DATASET ENTRIES:
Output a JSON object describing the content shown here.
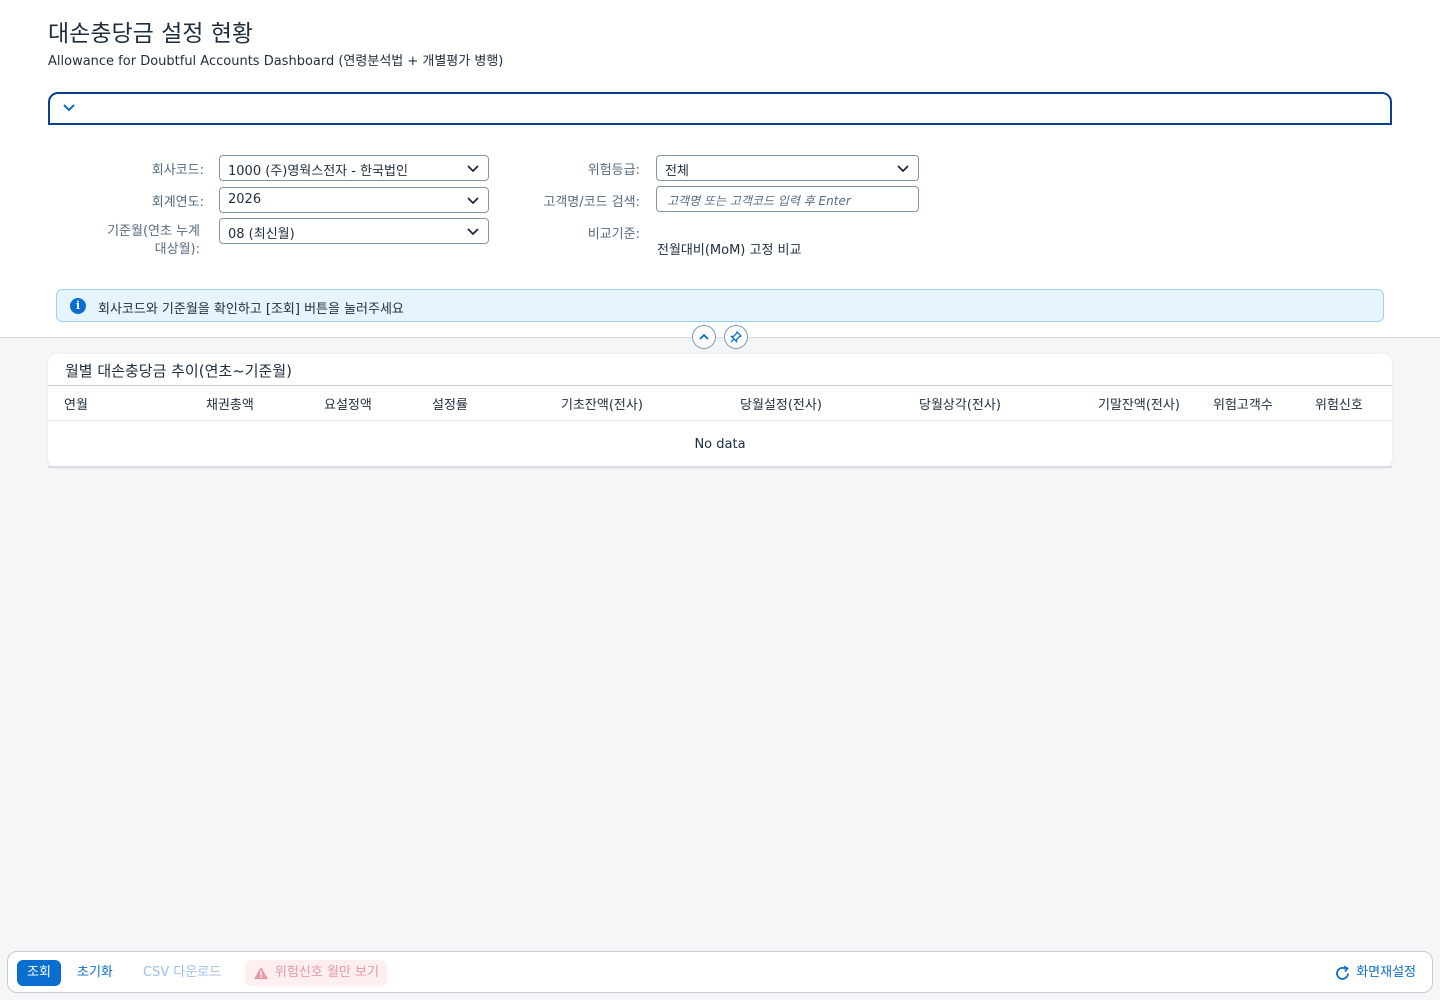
{
  "page": {
    "title": "대손충당금 설정 현황",
    "subtitle": "Allowance for Doubtful Accounts Dashboard (연령분석법 + 개별평가 병행)"
  },
  "filters": {
    "company_label": "회사코드:",
    "company_value": "1000 (주)영웍스전자 - 한국법인",
    "fiscal_year_label": "회계연도:",
    "fiscal_year_value": "2026",
    "base_month_label_line1": "기준월(연초 누계",
    "base_month_label_line2": "대상월):",
    "base_month_value": "08 (최신월)",
    "risk_grade_label": "위험등급:",
    "risk_grade_value": "전체",
    "customer_search_label": "고객명/코드 검색:",
    "customer_search_placeholder": "고객명 또는 고객코드 입력 후 Enter",
    "compare_label": "비교기준:",
    "compare_value": "전월대비(MoM) 고정 비교"
  },
  "info_message": "회사코드와 기준월을 확인하고 [조회] 버튼을 눌러주세요",
  "table": {
    "title": "월별 대손충당금 추이(연초~기준월)",
    "columns": [
      "연월",
      "채권총액",
      "요설정액",
      "설정률",
      "기초잔액(전사)",
      "당월설정(전사)",
      "당월상각(전사)",
      "기말잔액(전사)",
      "위험고객수",
      "위험신호"
    ],
    "empty_text": "No data"
  },
  "footer": {
    "search_button": "조회",
    "reset_button": "초기화",
    "csv_button": "CSV 다운로드",
    "risk_only_button": "위험신호 월만 보기",
    "screen_reset_button": "화면재설정"
  },
  "colors": {
    "brand": "#0a6ed1",
    "focus_border": "#0a3f8f",
    "info_bg": "#e5f4fd",
    "danger_bg": "#fdeef0"
  }
}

EXERCISE TASK: Without including the pictures, return each record above exactly as it stands.

EXERCISE SOLUTION:
Output a JSON object describing the content shown here.
{
  "page": {
    "title": "대손충당금 설정 현황",
    "subtitle": "Allowance for Doubtful Accounts Dashboard (연령분석법 + 개별평가 병행)"
  },
  "filters": {
    "company_label": "회사코드:",
    "company_value": "1000 (주)영웍스전자 - 한국법인",
    "fiscal_year_label": "회계연도:",
    "fiscal_year_value": "2026",
    "base_month_label_line1": "기준월(연초 누계",
    "base_month_label_line2": "대상월):",
    "base_month_value": "08 (최신월)",
    "risk_grade_label": "위험등급:",
    "risk_grade_value": "전체",
    "customer_search_label": "고객명/코드 검색:",
    "customer_search_placeholder": "고객명 또는 고객코드 입력 후 Enter",
    "compare_label": "비교기준:",
    "compare_value": "전월대비(MoM) 고정 비교"
  },
  "info_message": "회사코드와 기준월을 확인하고 [조회] 버튼을 눌러주세요",
  "table": {
    "title": "월별 대손충당금 추이(연초~기준월)",
    "columns": [
      "연월",
      "채권총액",
      "요설정액",
      "설정률",
      "기초잔액(전사)",
      "당월설정(전사)",
      "당월상각(전사)",
      "기말잔액(전사)",
      "위험고객수",
      "위험신호"
    ],
    "empty_text": "No data"
  },
  "footer": {
    "search_button": "조회",
    "reset_button": "초기화",
    "csv_button": "CSV 다운로드",
    "risk_only_button": "위험신호 월만 보기",
    "screen_reset_button": "화면재설정"
  },
  "colors": {
    "brand": "#0a6ed1",
    "focus_border": "#0a3f8f",
    "info_bg": "#e5f4fd",
    "danger_bg": "#fdeef0"
  }
}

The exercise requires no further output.